- [Records to use]
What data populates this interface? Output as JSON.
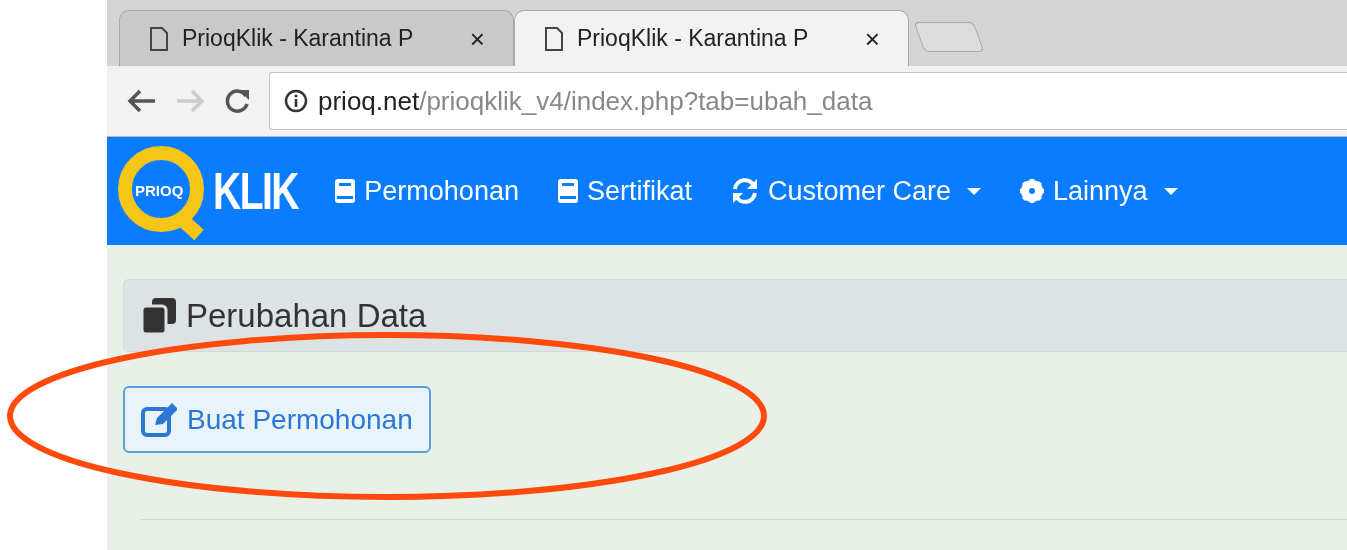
{
  "browser": {
    "tabs": [
      {
        "title": "PrioqKlik - Karantina P",
        "close": "×",
        "selected": false
      },
      {
        "title": "PrioqKlik - Karantina P",
        "close": "×",
        "selected": true
      }
    ],
    "address": {
      "domain": "prioq.net",
      "path": "/prioqklik_v4/index.php?tab=ubah_data"
    }
  },
  "navbar": {
    "logo": {
      "badge": "PRIOQ",
      "wordmark": "KLIK"
    },
    "items": [
      {
        "label": "Permohonan",
        "kind": "book",
        "dropdown": false
      },
      {
        "label": "Sertifikat",
        "kind": "book",
        "dropdown": false
      },
      {
        "label": "Customer Care",
        "kind": "sync",
        "dropdown": true
      },
      {
        "label": "Lainnya",
        "kind": "gear",
        "dropdown": true
      }
    ]
  },
  "page": {
    "heading": "Perubahan Data",
    "button": "Buat Permohonan"
  },
  "annotation": {
    "kind": "ellipse"
  }
}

- [Do this]
Would you set down the listing exactly, omitting pictures?

- [The solution]
What data populates this interface? Output as JSON.
{
  "browser": {
    "tabs": [
      {
        "title": "PrioqKlik - Karantina P",
        "close": "×",
        "selected": false
      },
      {
        "title": "PrioqKlik - Karantina P",
        "close": "×",
        "selected": true
      }
    ],
    "address": {
      "domain": "prioq.net",
      "path": "/prioqklik_v4/index.php?tab=ubah_data"
    }
  },
  "navbar": {
    "logo": {
      "badge": "PRIOQ",
      "wordmark": "KLIK"
    },
    "items": [
      {
        "label": "Permohonan",
        "kind": "book",
        "dropdown": false
      },
      {
        "label": "Sertifikat",
        "kind": "book",
        "dropdown": false
      },
      {
        "label": "Customer Care",
        "kind": "sync",
        "dropdown": true
      },
      {
        "label": "Lainnya",
        "kind": "gear",
        "dropdown": true
      }
    ]
  },
  "page": {
    "heading": "Perubahan Data",
    "button": "Buat Permohonan"
  },
  "annotation": {
    "kind": "ellipse"
  }
}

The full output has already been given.